- [Exercise brief] A partial copy is required: transcribe exactly the lines from the one containing "Give me the" through the last line below, without any pictures.

- [Provided records]
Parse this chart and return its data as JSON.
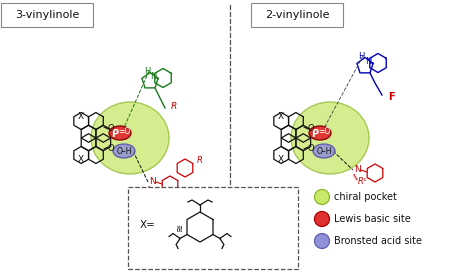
{
  "title_left": "3-vinylinole",
  "title_right": "2-vinylinole",
  "legend_items": [
    {
      "label": "chiral pocket",
      "color": "#c8e86a",
      "edge": "#8db82e"
    },
    {
      "label": "Lewis basic site",
      "color": "#e03030",
      "edge": "#aa0000"
    },
    {
      "label": "Bronsted acid site",
      "color": "#9090d8",
      "edge": "#6060aa"
    }
  ],
  "x_label": "X=",
  "bg_color": "#ffffff",
  "box_border_color": "#555555",
  "divider_color": "#555555",
  "left_vinyl_color": "#1a7a1a",
  "right_vinyl_color": "#0000bb",
  "red_sub_color": "#cc0000",
  "black_color": "#111111",
  "chiral_pocket_color": "#c8e86a",
  "chiral_pocket_alpha": 0.75,
  "lewis_color": "#e03030",
  "lewis_edge": "#880000",
  "bronsted_color": "#9090d8",
  "bronsted_edge": "#5050aa",
  "title_fontsize": 8,
  "label_fontsize": 6.5,
  "small_fontsize": 5.5
}
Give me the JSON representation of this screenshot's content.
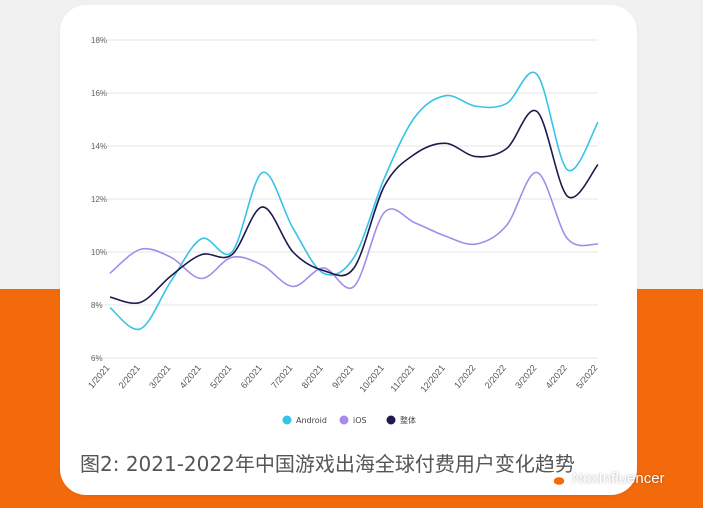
{
  "caption": "图2: 2021-2022年中国游戏出海全球付费用户变化趋势",
  "watermark": "NoxInfluencer",
  "chart_data": {
    "type": "line",
    "categories": [
      "1/2021",
      "2/2021",
      "3/2021",
      "4/2021",
      "5/2021",
      "6/2021",
      "7/2021",
      "8/2021",
      "9/2021",
      "10/2021",
      "11/2021",
      "12/2021",
      "1/2022",
      "2/2022",
      "3/2022",
      "4/2022",
      "5/2022"
    ],
    "y_ticks": [
      "6%",
      "8%",
      "10%",
      "12%",
      "14%",
      "16%",
      "18%"
    ],
    "ylim": [
      6,
      18
    ],
    "grid": true,
    "legend_position": "bottom",
    "series": [
      {
        "name": "Android",
        "color": "#35c4e8",
        "values": [
          7.9,
          7.1,
          8.9,
          10.5,
          10.0,
          13.0,
          10.9,
          9.2,
          9.8,
          12.8,
          15.1,
          15.9,
          15.5,
          15.6,
          16.7,
          13.1,
          14.9
        ]
      },
      {
        "name": "iOS",
        "color": "#a58bec",
        "values": [
          9.2,
          10.1,
          9.8,
          9.0,
          9.8,
          9.5,
          8.7,
          9.4,
          8.7,
          11.5,
          11.1,
          10.6,
          10.3,
          11.0,
          13.0,
          10.5,
          10.3
        ]
      },
      {
        "name": "整体",
        "color": "#1f1a4d",
        "values": [
          8.3,
          8.1,
          9.1,
          9.9,
          9.9,
          11.7,
          10.0,
          9.3,
          9.4,
          12.5,
          13.7,
          14.1,
          13.6,
          13.9,
          15.3,
          12.1,
          13.3
        ]
      }
    ]
  }
}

- [Task solution]
Give me the JSON representation of this screenshot's content.
{
  "caption": "图2: 2021-2022年中国游戏出海全球付费用户变化趋势",
  "watermark": "NoxInfluencer",
  "chart_data": {
    "type": "line",
    "categories": [
      "1/2021",
      "2/2021",
      "3/2021",
      "4/2021",
      "5/2021",
      "6/2021",
      "7/2021",
      "8/2021",
      "9/2021",
      "10/2021",
      "11/2021",
      "12/2021",
      "1/2022",
      "2/2022",
      "3/2022",
      "4/2022",
      "5/2022"
    ],
    "y_ticks": [
      "6%",
      "8%",
      "10%",
      "12%",
      "14%",
      "16%",
      "18%"
    ],
    "ylim": [
      6,
      18
    ],
    "grid": true,
    "legend_position": "bottom",
    "series": [
      {
        "name": "Android",
        "color": "#35c4e8",
        "values": [
          7.9,
          7.1,
          8.9,
          10.5,
          10.0,
          13.0,
          10.9,
          9.2,
          9.8,
          12.8,
          15.1,
          15.9,
          15.5,
          15.6,
          16.7,
          13.1,
          14.9
        ]
      },
      {
        "name": "iOS",
        "color": "#a58bec",
        "values": [
          9.2,
          10.1,
          9.8,
          9.0,
          9.8,
          9.5,
          8.7,
          9.4,
          8.7,
          11.5,
          11.1,
          10.6,
          10.3,
          11.0,
          13.0,
          10.5,
          10.3
        ]
      },
      {
        "name": "整体",
        "color": "#1f1a4d",
        "values": [
          8.3,
          8.1,
          9.1,
          9.9,
          9.9,
          11.7,
          10.0,
          9.3,
          9.4,
          12.5,
          13.7,
          14.1,
          13.6,
          13.9,
          15.3,
          12.1,
          13.3
        ]
      }
    ]
  }
}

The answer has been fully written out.